— BEGIN —
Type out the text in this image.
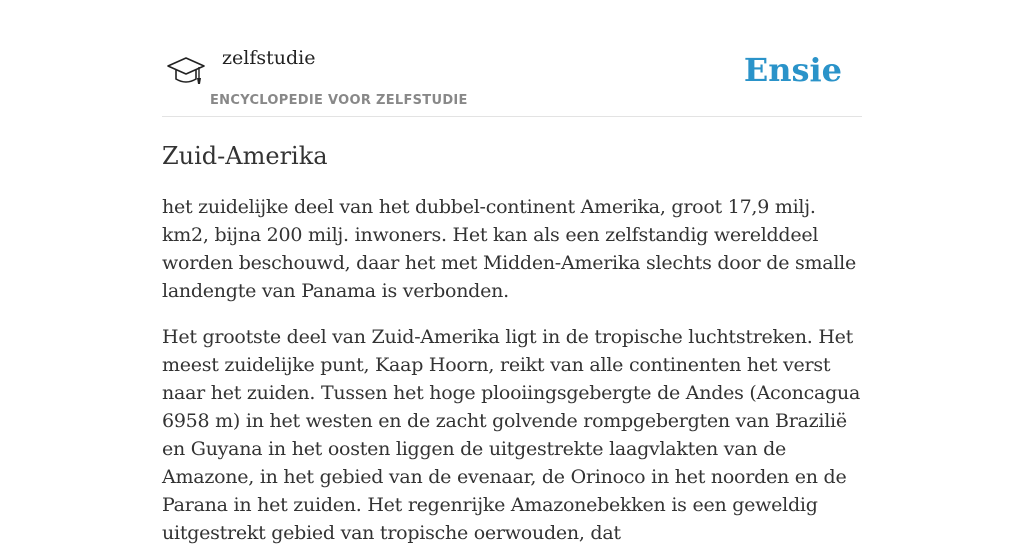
zelfstudie
ENCYCLOPEDIE VOOR ZELFSTUDIE
Ensie
Zuid-Amerika

het zuidelijke deel van het dubbel-continent Amerika, groot 17,9 milj. km2, bijna 200 milj. inwoners. Het kan als een zelfstandig werelddeel worden beschouwd, daar het met Midden-Amerika slechts door de smalle landengte van Panama is verbonden.

Het grootste deel van Zuid-Amerika ligt in de tropische luchtstreken. Het meest zuidelijke punt, Kaap Hoorn, reikt van alle continenten het verst naar het zuiden. Tussen het hoge plooiingsgebergte de Andes (Aconcagua 6958 m) in het westen en de zacht golvende rompgebergten van Brazilië en Guyana in het oosten liggen de uitgestrekte laagvlakten van de Amazone, in het gebied van de evenaar, de Orinoco in het noorden en de Parana in het zuiden. Het regenrijke Amazonebekken is een geweldig uitgestrekt gebied van tropische oerwouden, dat
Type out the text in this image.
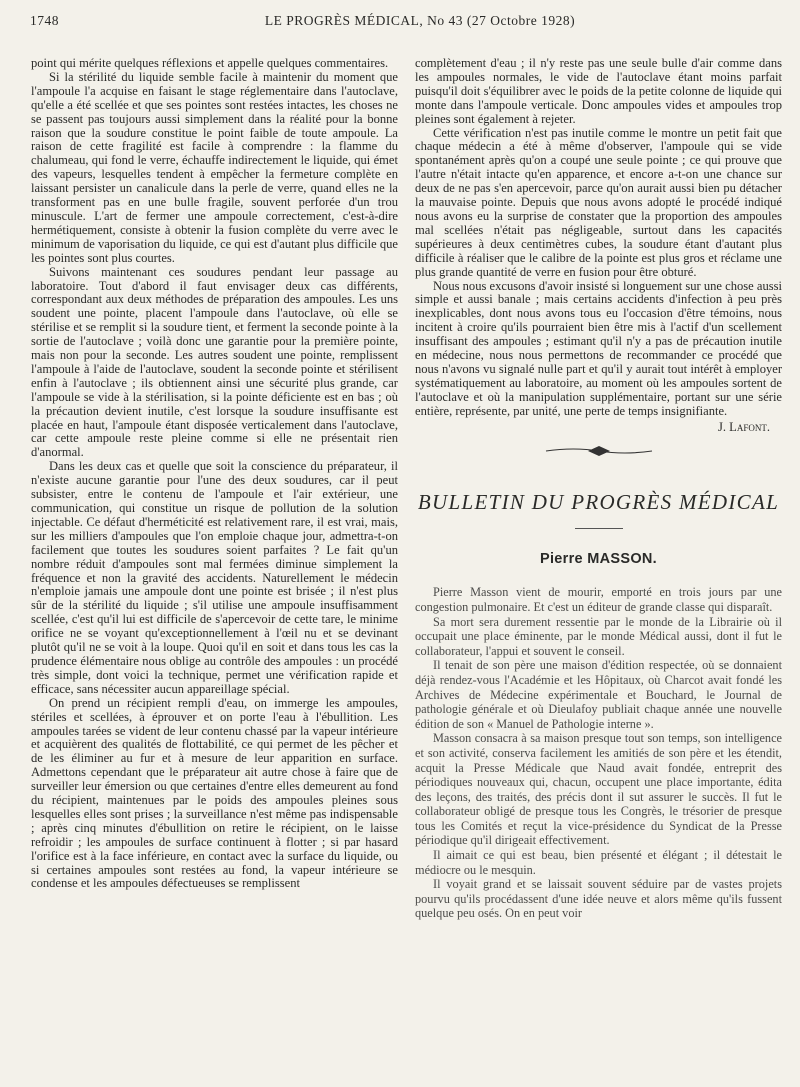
1748	LE PROGRÈS MÉDICAL, No 43 (27 Octobre 1928)

point qui mérite quelques réflexions et appelle quelques commentaires.

Si la stérilité du liquide semble facile à maintenir du moment que l'ampoule l'a acquise en faisant le stage réglementaire dans l'autoclave, qu'elle a été scellée et que ses pointes sont restées intactes, les choses ne se passent pas toujours aussi simplement dans la réalité pour la bonne raison que la soudure constitue le point faible de toute ampoule. La raison de cette fragilité est facile à comprendre : la flamme du chalumeau, qui fond le verre, échauffe indirectement le liquide, qui émet des vapeurs, lesquelles tendent à empêcher la fermeture complète en laissant persister un canalicule dans la perle de verre, quand elles ne la transforment pas en une bulle fragile, souvent perforée d'un trou minuscule. L'art de fermer une ampoule correctement, c'est-à-dire hermétiquement, consiste à obtenir la fusion complète du verre avec le minimum de vaporisation du liquide, ce qui est d'autant plus difficile que les pointes sont plus courtes.

Suivons maintenant ces soudures pendant leur passage au laboratoire. Tout d'abord il faut envisager deux cas différents, correspondant aux deux méthodes de préparation des ampoules. Les uns soudent une pointe, placent l'ampoule dans l'autoclave, où elle se stérilise et se remplit si la soudure tient, et ferment la seconde pointe à la sortie de l'autoclave ; voilà donc une garantie pour la première pointe, mais non pour la seconde. Les autres soudent une pointe, remplissent l'ampoule à l'aide de l'autoclave, soudent la seconde pointe et stérilisent enfin à l'autoclave ; ils obtiennent ainsi une sécurité plus grande, car l'ampoule se vide à la stérilisation, si la pointe déficiente est en bas ; où la précaution devient inutile, c'est lorsque la soudure insuffisante est placée en haut, l'ampoule étant disposée verticalement dans l'autoclave, car cette ampoule reste pleine comme si elle ne présentait rien d'anormal.

Dans les deux cas et quelle que soit la conscience du préparateur, il n'existe aucune garantie pour l'une des deux soudures, car il peut subsister, entre le contenu de l'ampoule et l'air extérieur, une communication, qui constitue un risque de pollution de la solution injectable. Ce défaut d'herméticité est relativement rare, il est vrai, mais, sur les milliers d'ampoules que l'on emploie chaque jour, admettra-t-on facilement que toutes les soudures soient parfaites ? Le fait qu'un nombre réduit d'ampoules sont mal fermées diminue simplement la fréquence et non la gravité des accidents. Naturellement le médecin n'emploie jamais une ampoule dont une pointe est brisée ; il n'est plus sûr de la stérilité du liquide ; s'il utilise une ampoule insuffisamment scellée, c'est qu'il lui est difficile de s'apercevoir de cette tare, le minime orifice ne se voyant qu'exceptionnellement à l'œil nu et se devinant plutôt qu'il ne se voit à la loupe. Quoi qu'il en soit et dans tous les cas la prudence élémentaire nous oblige au contrôle des ampoules : un procédé très simple, dont voici la technique, permet une vérification rapide et efficace, sans nécessiter aucun appareillage spécial.

On prend un récipient rempli d'eau, on immerge les ampoules, stériles et scellées, à éprouver et on porte l'eau à l'ébullition. Les ampoules tarées se vident de leur contenu chassé par la vapeur intérieure et acquièrent des qualités de flottabilité, ce qui permet de les pêcher et de les éliminer au fur et à mesure de leur apparition en surface. Admettons cependant que le préparateur ait autre chose à faire que de surveiller leur émersion ou que certaines d'entre elles demeurent au fond du récipient, maintenues par le poids des ampoules pleines sous lesquelles elles sont prises ; la surveillance n'est même pas indispensable ; après cinq minutes d'ébullition on retire le récipient, on le laisse refroidir ; les ampoules de surface continuent à flotter ; si par hasard l'orifice est à la face inférieure, en contact avec la surface du liquide, ou si certaines ampoules sont restées au fond, la vapeur intérieure se condense et les ampoules défectueuses se remplissent

complètement d'eau ; il n'y reste pas une seule bulle d'air comme dans les ampoules normales, le vide de l'autoclave étant moins parfait puisqu'il doit s'équilibrer avec le poids de la petite colonne de liquide qui monte dans l'ampoule verticale. Donc ampoules vides et ampoules trop pleines sont également à rejeter.

Cette vérification n'est pas inutile comme le montre un petit fait que chaque médecin a été à même d'observer, l'ampoule qui se vide spontanément après qu'on a coupé une seule pointe ; ce qui prouve que l'autre n'était intacte qu'en apparence, et encore a-t-on une chance sur deux de ne pas s'en apercevoir, parce qu'on aurait aussi bien pu détacher la mauvaise pointe. Depuis que nous avons adopté le procédé indiqué nous avons eu la surprise de constater que la proportion des ampoules mal scellées n'était pas négligeable, surtout dans les capacités supérieures à deux centimètres cubes, la soudure étant d'autant plus difficile à réaliser que le calibre de la pointe est plus gros et réclame une plus grande quantité de verre en fusion pour être obturé.

Nous nous excusons d'avoir insisté si longuement sur une chose aussi simple et aussi banale ; mais certains accidents d'infection à peu près inexplicables, dont nous avons tous eu l'occasion d'être témoins, nous incitent à croire qu'ils pourraient bien être mis à l'actif d'un scellement insuffisant des ampoules ; estimant qu'il n'y a pas de précaution inutile en médecine, nous nous permettons de recommander ce procédé que nous n'avons vu signalé nulle part et qu'il y aurait tout intérêt à employer systématiquement au laboratoire, au moment où les ampoules sortent de l'autoclave et où la manipulation supplémentaire, portant sur une série entière, représente, par unité, une perte de temps insignifiante.

J. Lafont.
BULLETIN DU PROGRÈS MÉDICAL
Pierre MASSON.

Pierre Masson vient de mourir, emporté en trois jours par une congestion pulmonaire. Et c'est un éditeur de grande classe qui disparaît.

Sa mort sera durement ressentie par le monde de la Librairie où il occupait une place éminente, par le monde Médical aussi, dont il fut le collaborateur, l'appui et souvent le conseil.

Il tenait de son père une maison d'édition respectée, où se donnaient déjà rendez-vous l'Académie et les Hôpitaux, où Charcot avait fondé les Archives de Médecine expérimentale et Bouchard, le Journal de pathologie générale et où Dieulafoy publiait chaque année une nouvelle édition de son « Manuel de Pathologie interne ».

Masson consacra à sa maison presque tout son temps, son intelligence et son activité, conserva facilement les amitiés de son père et les étendit, acquit la Presse Médicale que Naud avait fondée, entreprit des périodiques nouveaux qui, chacun, occupent une place importante, édita des leçons, des traités, des précis dont il sut assurer le succès. Il fut le collaborateur obligé de presque tous les Congrès, le trésorier de presque tous les Comités et reçut la vice-présidence du Syndicat de la Presse périodique qu'il dirigeait effectivement.

Il aimait ce qui est beau, bien présenté et élégant ; il détestait le médiocre ou le mesquin.

Il voyait grand et se laissait souvent séduire par de vastes projets pourvu qu'ils procédassent d'une idée neuve et alors même qu'ils fussent quelque peu osés. On en peut voir
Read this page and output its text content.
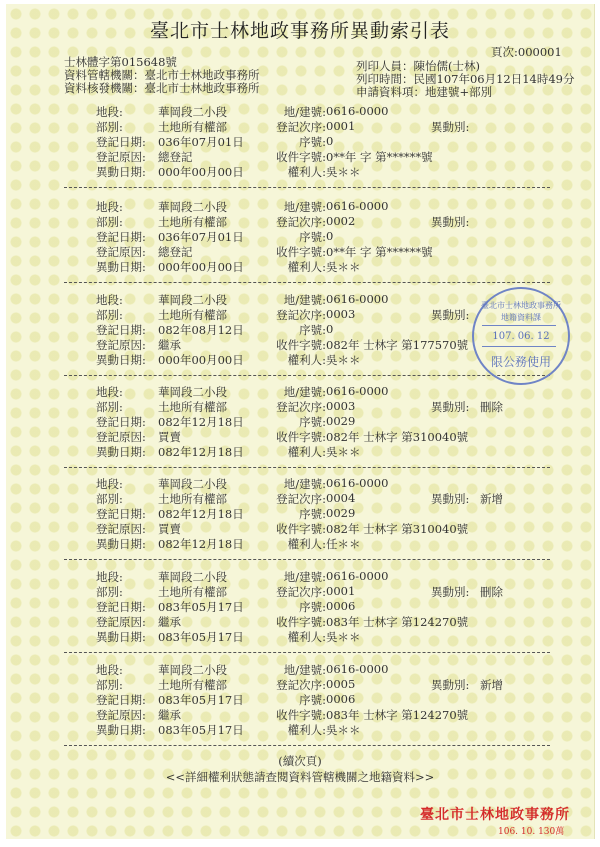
臺北市士林地政事務所異動索引表
頁次:000001
士林體字第015648號
資料管轄機關：臺北市士林地政事務所
資料核發機關：臺北市士林地政事務所
列印人員：陳怡儒(士林)
列印時間：民國107年06月12日14時49分
申請資料項：地建號+部別
地段:	華岡段二小段
部別:	土地所有權部
登記日期: 036年07月01日
登記原因: 總登記
異動日期: 000年00月00日
地/建號: 0616-0000
登記次序: 0001
序號: 0
收件字號: 0**年 字 第******號
權利人: 吳＊＊
異動別:
地段:	華岡段二小段
部別:	土地所有權部
登記日期: 036年07月01日
登記原因: 總登記
異動日期: 000年00月00日
地/建號: 0616-0000
登記次序: 0002
序號: 0
收件字號: 0**年 字 第******號
權利人: 吳＊＊
異動別:
地段:	華岡段二小段
部別:	土地所有權部
登記日期: 082年08月12日
登記原因: 繼承
異動日期: 000年00月00日
地/建號: 0616-0000
登記次序: 0003
序號: 0
收件字號: 082年 士林字 第177570號
權利人: 吳＊＊
異動別:
地段:	華岡段二小段
部別:	土地所有權部
登記日期: 082年12月18日
登記原因: 買賣
異動日期: 082年12月18日
地/建號: 0616-0000
登記次序: 0003
序號: 0029
收件字號: 082年 士林字 第310040號
權利人: 吳＊＊
異動別: 刪除
地段:	華岡段二小段
部別:	土地所有權部
登記日期: 082年12月18日
登記原因: 買賣
異動日期: 082年12月18日
地/建號: 0616-0000
登記次序: 0004
序號: 0029
收件字號: 082年 士林字 第310040號
權利人: 任＊＊
異動別: 新增
地段:	華岡段二小段
部別:	土地所有權部
登記日期: 083年05月17日
登記原因: 繼承
異動日期: 083年05月17日
地/建號: 0616-0000
登記次序: 0001
序號: 0006
收件字號: 083年 士林字 第124270號
權利人: 吳＊＊
異動別: 刪除
地段:	華岡段二小段
部別:	土地所有權部
登記日期: 083年05月17日
登記原因: 繼承
異動日期: 083年05月17日
地/建號: 0616-0000
登記次序: 0005
序號: 0006
收件字號: 083年 士林字 第124270號
權利人: 吳＊＊
異動別: 新增
臺北市士林地政事務所
地籍資料課
107. 06. 12
限公務使用
(續次頁)
<<詳細權利狀態請查閱資料管轄機關之地籍資料>>
臺北市士林地政事務所
106. 10. 130萬
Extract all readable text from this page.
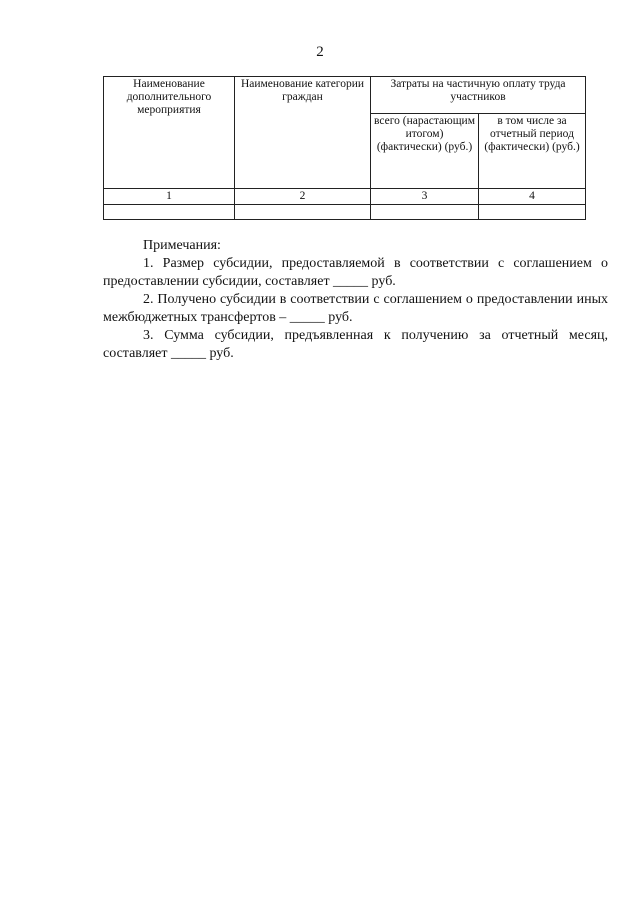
2
Наименование дополнительного мероприятия	Наименование категории граждан	Затраты на частичную оплату труда участников	
		всего (нарастающим итогом) (фактически) (руб.)	в том числе за отчетный период (фактически) (руб.)
1	2	3	4

Примечания:

1. Размер субсидии, предоставляемой в соответствии с соглашением о предоставлении субсидии, составляет _____ руб.

2. Получено субсидии в соответствии с соглашением о предоставлении иных межбюджетных трансфертов – _____ руб.

3. Сумма субсидии, предъявленная к получению за отчетный месяц, составляет _____ руб.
— END —
▶ DO THIS
Starting at the line containing "Extract all readable text from this page.", write out each line through the last one in the listing above, inclusive, and nothing else. Pictures are excluded from the copy.

▶ RESPONSE
Extract all readable text from this page.
2
Наименование дополнительного мероприятия	Наименование категории граждан	Затраты на частичную оплату труда участников	
		всего (нарастающим итогом) (фактически) (руб.)	в том числе за отчетный период (фактически) (руб.)
1	2	3	4

Примечания:

1. Размер субсидии, предоставляемой в соответствии с соглашением о предоставлении субсидии, составляет _____ руб.

2. Получено субсидии в соответствии с соглашением о предоставлении иных межбюджетных трансфертов – _____ руб.

3. Сумма субсидии, предъявленная к получению за отчетный месяц, составляет _____ руб.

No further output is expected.